I was trying to stop buying coffee everyday.
When I was at my 9-5 job, I would often find myself going for a quick coffee run in the mornings or late afternoons. I’ve talked about this a lot on my podcast, but I was basically looking for a reason to delay starting my workday and fill a boredom gap. I noticed, that I would grab my wallet, and walk straight to the coffee shop to get my fix. So what I would do is purposely leave my debit card at home or hidden in my car. This was enough of an environment change that I stopped buying coffee every day. I would instead drink the office coffee and take a quick walk around the block. I didn’t need coffee, I needed a break from the office. That small change of physical environment stopped me from buying coffee and I was able to put more money into savings for my next vacation.
Maybe your habits aren’t as simple as the two examples I gave. Sometimes it’s removing ourself from spending so much time with people who trigger bad habits. A lot of my coaching clients have to get really clear on what’s important to them, hanging out with their friends and doing $30 happy hours every week, or temporarily saying no and putting that money towards debt instead. People play a HUGE role in your results. If you are surrounded by people who are constantly eating crap and you’re trying to have healthy eating habits… you can sustain for a while, but eventually you will give in.
So be very intentional about who you spend time with when you are in the early days of habit formation. Those people might be hurting you.
- What can you do to set up your environment (physical or people) to help you maintain positive habits? Journal this out.
Step 3: Create your frustration list
Our next step of this week’s challenge is to create a frustration list. This is equal parts fun and annoying. There are so many things in our normal, day-to-day lives that we tolerate and aren’t happy with.
We have a habit of settling for less than we deserve.
That’s where the frustration list comes into play.
Look around your house.

+-------+

▸ Directives:
1 – According to the habit passage, why did the writer go on coffee runs at the 9-5 job, and why did office coffee with a walk around the block work as a substitute?
2 – Using the habit passage, decide whether each statement agrees with it. Answer yes or no for each and quote the deciding words.
(a) The writer deliberately left the debit card at home or in the car.
(b) The money the writer saved on coffee went toward paying off debt.
(c) The passage calls making a frustration list entirely fun.
3 – In the habit passage, what weekly expense does the writer say coaching clients must weigh against putting money toward debt?

Dataset excerpt
+-------+

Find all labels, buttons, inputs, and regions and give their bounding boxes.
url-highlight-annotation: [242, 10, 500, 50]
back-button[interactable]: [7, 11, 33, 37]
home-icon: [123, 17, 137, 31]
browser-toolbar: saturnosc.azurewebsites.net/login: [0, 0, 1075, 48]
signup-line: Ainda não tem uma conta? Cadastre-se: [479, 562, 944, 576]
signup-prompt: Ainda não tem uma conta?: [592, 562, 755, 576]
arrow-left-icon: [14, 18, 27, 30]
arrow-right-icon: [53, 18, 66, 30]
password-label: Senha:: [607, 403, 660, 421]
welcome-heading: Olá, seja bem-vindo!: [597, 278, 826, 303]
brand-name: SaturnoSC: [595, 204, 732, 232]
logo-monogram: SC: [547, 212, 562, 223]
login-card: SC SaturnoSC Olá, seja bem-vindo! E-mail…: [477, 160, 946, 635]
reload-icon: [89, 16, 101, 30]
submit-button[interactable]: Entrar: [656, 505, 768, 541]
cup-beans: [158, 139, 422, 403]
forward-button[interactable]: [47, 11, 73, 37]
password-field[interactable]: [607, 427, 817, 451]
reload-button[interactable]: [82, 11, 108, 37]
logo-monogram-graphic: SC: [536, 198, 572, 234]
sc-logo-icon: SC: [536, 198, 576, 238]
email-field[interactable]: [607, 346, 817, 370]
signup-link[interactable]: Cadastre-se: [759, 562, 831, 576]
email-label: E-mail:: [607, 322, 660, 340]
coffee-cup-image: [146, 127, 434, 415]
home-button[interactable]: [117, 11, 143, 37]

+-------+

▸ In response:
1 – The coffee runs were really a way to delay starting the workday and fill a boredom gap. The writer concludes, "I didn't need coffee, I needed a break from the office," so office coffee and a short walk met that need.

2 –
(a) Yes: "So what I would do is purposely leave my debit card at home or hidden in my car."
(b) No: "I was able to put more money into savings for my next vacation."
(c) No: "This is equal parts fun and annoying."

3 – $30 happy hours with their friends every week.